## start Data shown

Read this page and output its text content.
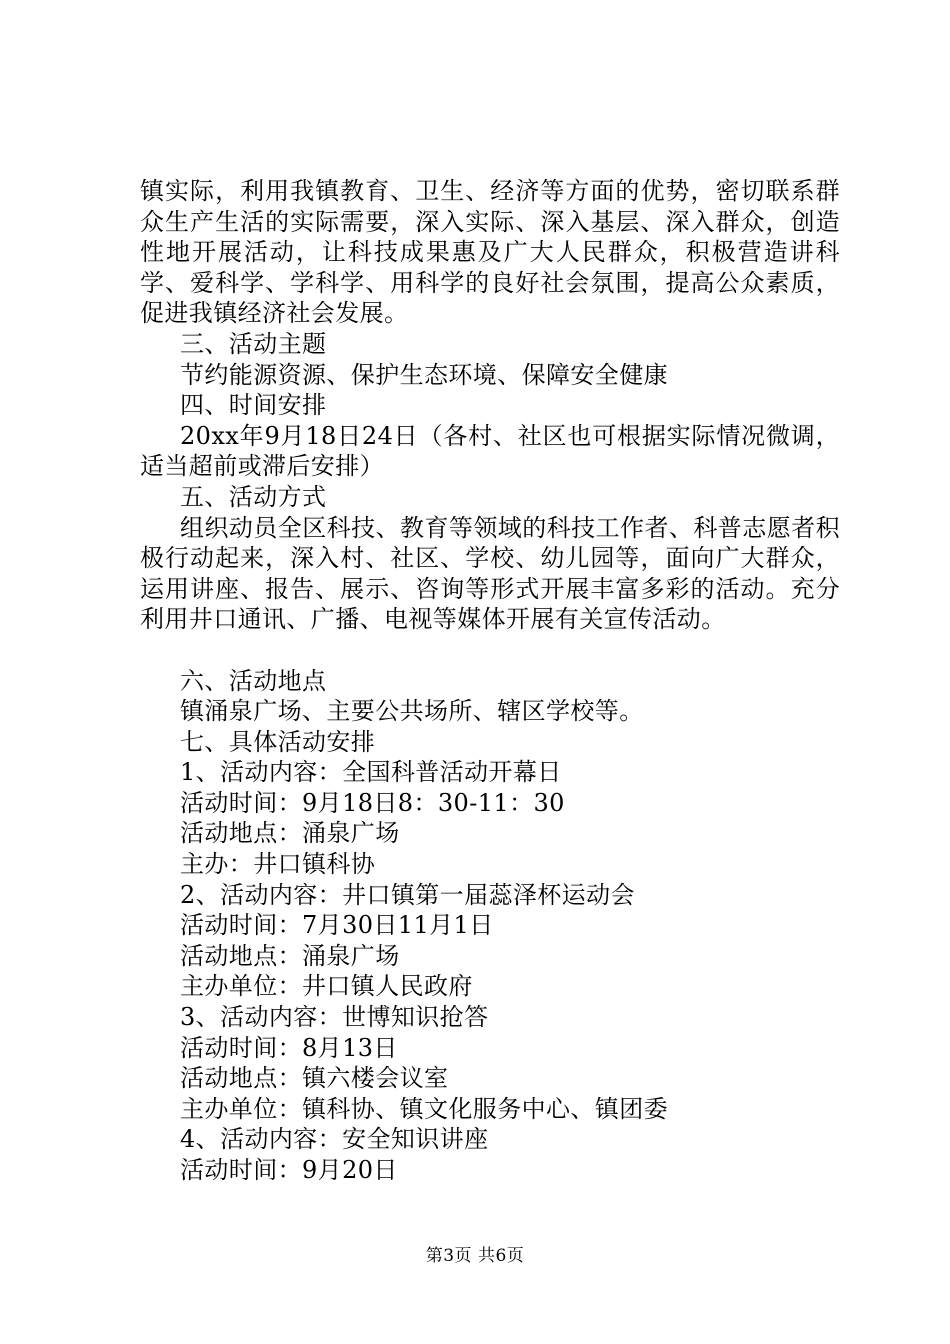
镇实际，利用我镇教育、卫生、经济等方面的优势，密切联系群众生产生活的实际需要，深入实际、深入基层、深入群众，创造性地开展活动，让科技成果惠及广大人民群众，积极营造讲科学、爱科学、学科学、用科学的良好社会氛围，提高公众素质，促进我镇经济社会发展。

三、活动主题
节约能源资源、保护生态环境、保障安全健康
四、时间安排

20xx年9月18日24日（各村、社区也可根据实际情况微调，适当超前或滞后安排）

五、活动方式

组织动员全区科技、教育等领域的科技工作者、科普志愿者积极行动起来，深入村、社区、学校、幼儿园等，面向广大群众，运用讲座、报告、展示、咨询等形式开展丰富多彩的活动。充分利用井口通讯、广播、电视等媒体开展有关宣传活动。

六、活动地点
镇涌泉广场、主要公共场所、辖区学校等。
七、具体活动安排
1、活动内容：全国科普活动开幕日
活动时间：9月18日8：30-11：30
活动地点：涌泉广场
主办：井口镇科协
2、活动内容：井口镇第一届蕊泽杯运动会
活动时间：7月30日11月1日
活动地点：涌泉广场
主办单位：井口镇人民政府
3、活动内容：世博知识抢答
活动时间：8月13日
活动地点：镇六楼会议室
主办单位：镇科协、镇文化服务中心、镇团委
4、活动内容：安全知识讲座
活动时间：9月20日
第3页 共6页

## end Data shown

* **Aim of the task**
Identify the lines that contain the string "活动地点", and copy every one of them.

* **Exercise output**
六、活动地点
活动地点：涌泉广场
活动地点：涌泉广场
活动地点：镇六楼会议室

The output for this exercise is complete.